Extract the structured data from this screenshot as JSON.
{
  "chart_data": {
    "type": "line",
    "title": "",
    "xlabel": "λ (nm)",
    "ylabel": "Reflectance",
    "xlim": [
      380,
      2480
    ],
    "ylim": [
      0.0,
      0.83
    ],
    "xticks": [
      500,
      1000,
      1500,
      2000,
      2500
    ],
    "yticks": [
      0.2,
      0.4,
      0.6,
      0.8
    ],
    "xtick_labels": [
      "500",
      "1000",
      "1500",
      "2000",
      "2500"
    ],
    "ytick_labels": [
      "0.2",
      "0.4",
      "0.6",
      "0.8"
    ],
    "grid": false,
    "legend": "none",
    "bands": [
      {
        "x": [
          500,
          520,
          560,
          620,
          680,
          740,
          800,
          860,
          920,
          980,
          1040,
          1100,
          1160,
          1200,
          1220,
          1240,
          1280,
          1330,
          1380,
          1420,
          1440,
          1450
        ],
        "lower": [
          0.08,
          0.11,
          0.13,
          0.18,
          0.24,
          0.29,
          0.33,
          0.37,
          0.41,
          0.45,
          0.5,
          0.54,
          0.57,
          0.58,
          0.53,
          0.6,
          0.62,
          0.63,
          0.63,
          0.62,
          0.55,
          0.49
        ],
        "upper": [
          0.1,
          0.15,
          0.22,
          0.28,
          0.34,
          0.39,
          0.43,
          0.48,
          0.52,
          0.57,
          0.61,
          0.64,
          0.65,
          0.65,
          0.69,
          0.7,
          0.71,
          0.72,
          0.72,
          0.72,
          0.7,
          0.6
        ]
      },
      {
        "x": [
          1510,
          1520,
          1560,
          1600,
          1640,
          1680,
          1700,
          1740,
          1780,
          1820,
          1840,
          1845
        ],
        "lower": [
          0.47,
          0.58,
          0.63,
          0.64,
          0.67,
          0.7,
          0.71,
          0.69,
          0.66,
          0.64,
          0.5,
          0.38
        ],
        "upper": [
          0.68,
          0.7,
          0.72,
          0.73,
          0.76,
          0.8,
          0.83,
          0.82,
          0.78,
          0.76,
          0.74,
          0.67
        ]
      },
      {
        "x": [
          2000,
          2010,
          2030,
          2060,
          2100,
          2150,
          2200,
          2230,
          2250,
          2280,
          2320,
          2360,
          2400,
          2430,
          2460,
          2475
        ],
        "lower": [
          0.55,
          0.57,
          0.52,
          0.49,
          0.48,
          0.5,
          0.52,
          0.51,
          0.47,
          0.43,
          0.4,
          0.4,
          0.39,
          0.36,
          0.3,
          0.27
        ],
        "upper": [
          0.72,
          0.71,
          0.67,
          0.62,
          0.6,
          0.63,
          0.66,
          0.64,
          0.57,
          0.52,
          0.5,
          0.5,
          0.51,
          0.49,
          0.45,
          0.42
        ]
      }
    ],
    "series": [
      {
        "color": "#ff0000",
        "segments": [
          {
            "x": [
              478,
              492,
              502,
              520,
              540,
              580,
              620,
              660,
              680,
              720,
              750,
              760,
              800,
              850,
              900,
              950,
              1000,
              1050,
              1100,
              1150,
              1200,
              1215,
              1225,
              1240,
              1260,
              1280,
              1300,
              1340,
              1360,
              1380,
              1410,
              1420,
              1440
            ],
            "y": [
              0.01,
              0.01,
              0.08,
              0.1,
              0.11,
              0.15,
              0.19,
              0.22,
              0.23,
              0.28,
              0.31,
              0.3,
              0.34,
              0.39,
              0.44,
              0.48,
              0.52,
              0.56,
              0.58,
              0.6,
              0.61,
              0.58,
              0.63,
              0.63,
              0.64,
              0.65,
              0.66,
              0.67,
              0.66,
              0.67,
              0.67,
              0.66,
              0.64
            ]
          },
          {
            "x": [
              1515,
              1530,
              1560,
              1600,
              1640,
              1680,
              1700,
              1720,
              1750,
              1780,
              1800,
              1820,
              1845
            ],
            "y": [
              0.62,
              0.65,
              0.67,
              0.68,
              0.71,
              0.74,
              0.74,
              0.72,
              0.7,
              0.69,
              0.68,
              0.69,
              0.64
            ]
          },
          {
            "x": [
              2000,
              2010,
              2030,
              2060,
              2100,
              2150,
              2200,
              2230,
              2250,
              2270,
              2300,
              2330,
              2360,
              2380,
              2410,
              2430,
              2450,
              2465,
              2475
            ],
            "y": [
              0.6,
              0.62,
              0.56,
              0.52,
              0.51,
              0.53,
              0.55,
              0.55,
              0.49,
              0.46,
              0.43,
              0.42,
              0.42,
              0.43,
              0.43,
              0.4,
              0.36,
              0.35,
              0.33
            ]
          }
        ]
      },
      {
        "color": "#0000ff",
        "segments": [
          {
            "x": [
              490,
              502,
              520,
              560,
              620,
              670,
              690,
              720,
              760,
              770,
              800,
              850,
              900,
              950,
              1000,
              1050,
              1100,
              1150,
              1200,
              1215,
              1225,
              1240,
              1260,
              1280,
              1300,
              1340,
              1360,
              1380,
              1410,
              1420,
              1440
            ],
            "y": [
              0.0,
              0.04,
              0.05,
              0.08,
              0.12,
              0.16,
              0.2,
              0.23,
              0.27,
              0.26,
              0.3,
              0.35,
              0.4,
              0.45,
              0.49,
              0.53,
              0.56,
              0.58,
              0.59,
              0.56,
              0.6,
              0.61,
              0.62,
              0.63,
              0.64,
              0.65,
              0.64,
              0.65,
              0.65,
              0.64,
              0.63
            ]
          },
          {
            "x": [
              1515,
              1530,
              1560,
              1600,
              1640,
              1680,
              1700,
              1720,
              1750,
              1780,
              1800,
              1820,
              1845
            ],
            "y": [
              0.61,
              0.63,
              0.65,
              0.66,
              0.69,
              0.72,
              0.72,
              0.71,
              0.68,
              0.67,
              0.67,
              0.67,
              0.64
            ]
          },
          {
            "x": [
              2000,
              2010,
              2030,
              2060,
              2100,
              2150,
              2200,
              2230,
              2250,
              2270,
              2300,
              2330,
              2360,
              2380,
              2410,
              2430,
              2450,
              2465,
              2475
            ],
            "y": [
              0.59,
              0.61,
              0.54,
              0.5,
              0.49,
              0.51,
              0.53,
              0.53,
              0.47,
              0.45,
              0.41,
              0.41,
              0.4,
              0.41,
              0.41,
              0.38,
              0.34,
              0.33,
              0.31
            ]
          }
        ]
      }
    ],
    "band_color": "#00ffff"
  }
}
★ ★ ★
• Problem description
Retype the listing above in full, with no alterations.

• Full response
Extract the structured data from this screenshot as JSON.
{
  "chart_data": {
    "type": "line",
    "title": "",
    "xlabel": "λ (nm)",
    "ylabel": "Reflectance",
    "xlim": [
      380,
      2480
    ],
    "ylim": [
      0.0,
      0.83
    ],
    "xticks": [
      500,
      1000,
      1500,
      2000,
      2500
    ],
    "yticks": [
      0.2,
      0.4,
      0.6,
      0.8
    ],
    "xtick_labels": [
      "500",
      "1000",
      "1500",
      "2000",
      "2500"
    ],
    "ytick_labels": [
      "0.2",
      "0.4",
      "0.6",
      "0.8"
    ],
    "grid": false,
    "legend": "none",
    "bands": [
      {
        "x": [
          500,
          520,
          560,
          620,
          680,
          740,
          800,
          860,
          920,
          980,
          1040,
          1100,
          1160,
          1200,
          1220,
          1240,
          1280,
          1330,
          1380,
          1420,
          1440,
          1450
        ],
        "lower": [
          0.08,
          0.11,
          0.13,
          0.18,
          0.24,
          0.29,
          0.33,
          0.37,
          0.41,
          0.45,
          0.5,
          0.54,
          0.57,
          0.58,
          0.53,
          0.6,
          0.62,
          0.63,
          0.63,
          0.62,
          0.55,
          0.49
        ],
        "upper": [
          0.1,
          0.15,
          0.22,
          0.28,
          0.34,
          0.39,
          0.43,
          0.48,
          0.52,
          0.57,
          0.61,
          0.64,
          0.65,
          0.65,
          0.69,
          0.7,
          0.71,
          0.72,
          0.72,
          0.72,
          0.7,
          0.6
        ]
      },
      {
        "x": [
          1510,
          1520,
          1560,
          1600,
          1640,
          1680,
          1700,
          1740,
          1780,
          1820,
          1840,
          1845
        ],
        "lower": [
          0.47,
          0.58,
          0.63,
          0.64,
          0.67,
          0.7,
          0.71,
          0.69,
          0.66,
          0.64,
          0.5,
          0.38
        ],
        "upper": [
          0.68,
          0.7,
          0.72,
          0.73,
          0.76,
          0.8,
          0.83,
          0.82,
          0.78,
          0.76,
          0.74,
          0.67
        ]
      },
      {
        "x": [
          2000,
          2010,
          2030,
          2060,
          2100,
          2150,
          2200,
          2230,
          2250,
          2280,
          2320,
          2360,
          2400,
          2430,
          2460,
          2475
        ],
        "lower": [
          0.55,
          0.57,
          0.52,
          0.49,
          0.48,
          0.5,
          0.52,
          0.51,
          0.47,
          0.43,
          0.4,
          0.4,
          0.39,
          0.36,
          0.3,
          0.27
        ],
        "upper": [
          0.72,
          0.71,
          0.67,
          0.62,
          0.6,
          0.63,
          0.66,
          0.64,
          0.57,
          0.52,
          0.5,
          0.5,
          0.51,
          0.49,
          0.45,
          0.42
        ]
      }
    ],
    "series": [
      {
        "color": "#ff0000",
        "segments": [
          {
            "x": [
              478,
              492,
              502,
              520,
              540,
              580,
              620,
              660,
              680,
              720,
              750,
              760,
              800,
              850,
              900,
              950,
              1000,
              1050,
              1100,
              1150,
              1200,
              1215,
              1225,
              1240,
              1260,
              1280,
              1300,
              1340,
              1360,
              1380,
              1410,
              1420,
              1440
            ],
            "y": [
              0.01,
              0.01,
              0.08,
              0.1,
              0.11,
              0.15,
              0.19,
              0.22,
              0.23,
              0.28,
              0.31,
              0.3,
              0.34,
              0.39,
              0.44,
              0.48,
              0.52,
              0.56,
              0.58,
              0.6,
              0.61,
              0.58,
              0.63,
              0.63,
              0.64,
              0.65,
              0.66,
              0.67,
              0.66,
              0.67,
              0.67,
              0.66,
              0.64
            ]
          },
          {
            "x": [
              1515,
              1530,
              1560,
              1600,
              1640,
              1680,
              1700,
              1720,
              1750,
              1780,
              1800,
              1820,
              1845
            ],
            "y": [
              0.62,
              0.65,
              0.67,
              0.68,
              0.71,
              0.74,
              0.74,
              0.72,
              0.7,
              0.69,
              0.68,
              0.69,
              0.64
            ]
          },
          {
            "x": [
              2000,
              2010,
              2030,
              2060,
              2100,
              2150,
              2200,
              2230,
              2250,
              2270,
              2300,
              2330,
              2360,
              2380,
              2410,
              2430,
              2450,
              2465,
              2475
            ],
            "y": [
              0.6,
              0.62,
              0.56,
              0.52,
              0.51,
              0.53,
              0.55,
              0.55,
              0.49,
              0.46,
              0.43,
              0.42,
              0.42,
              0.43,
              0.43,
              0.4,
              0.36,
              0.35,
              0.33
            ]
          }
        ]
      },
      {
        "color": "#0000ff",
        "segments": [
          {
            "x": [
              490,
              502,
              520,
              560,
              620,
              670,
              690,
              720,
              760,
              770,
              800,
              850,
              900,
              950,
              1000,
              1050,
              1100,
              1150,
              1200,
              1215,
              1225,
              1240,
              1260,
              1280,
              1300,
              1340,
              1360,
              1380,
              1410,
              1420,
              1440
            ],
            "y": [
              0.0,
              0.04,
              0.05,
              0.08,
              0.12,
              0.16,
              0.2,
              0.23,
              0.27,
              0.26,
              0.3,
              0.35,
              0.4,
              0.45,
              0.49,
              0.53,
              0.56,
              0.58,
              0.59,
              0.56,
              0.6,
              0.61,
              0.62,
              0.63,
              0.64,
              0.65,
              0.64,
              0.65,
              0.65,
              0.64,
              0.63
            ]
          },
          {
            "x": [
              1515,
              1530,
              1560,
              1600,
              1640,
              1680,
              1700,
              1720,
              1750,
              1780,
              1800,
              1820,
              1845
            ],
            "y": [
              0.61,
              0.63,
              0.65,
              0.66,
              0.69,
              0.72,
              0.72,
              0.71,
              0.68,
              0.67,
              0.67,
              0.67,
              0.64
            ]
          },
          {
            "x": [
              2000,
              2010,
              2030,
              2060,
              2100,
              2150,
              2200,
              2230,
              2250,
              2270,
              2300,
              2330,
              2360,
              2380,
              2410,
              2430,
              2450,
              2465,
              2475
            ],
            "y": [
              0.59,
              0.61,
              0.54,
              0.5,
              0.49,
              0.51,
              0.53,
              0.53,
              0.47,
              0.45,
              0.41,
              0.41,
              0.4,
              0.41,
              0.41,
              0.38,
              0.34,
              0.33,
              0.31
            ]
          }
        ]
      }
    ],
    "band_color": "#00ffff"
  }
}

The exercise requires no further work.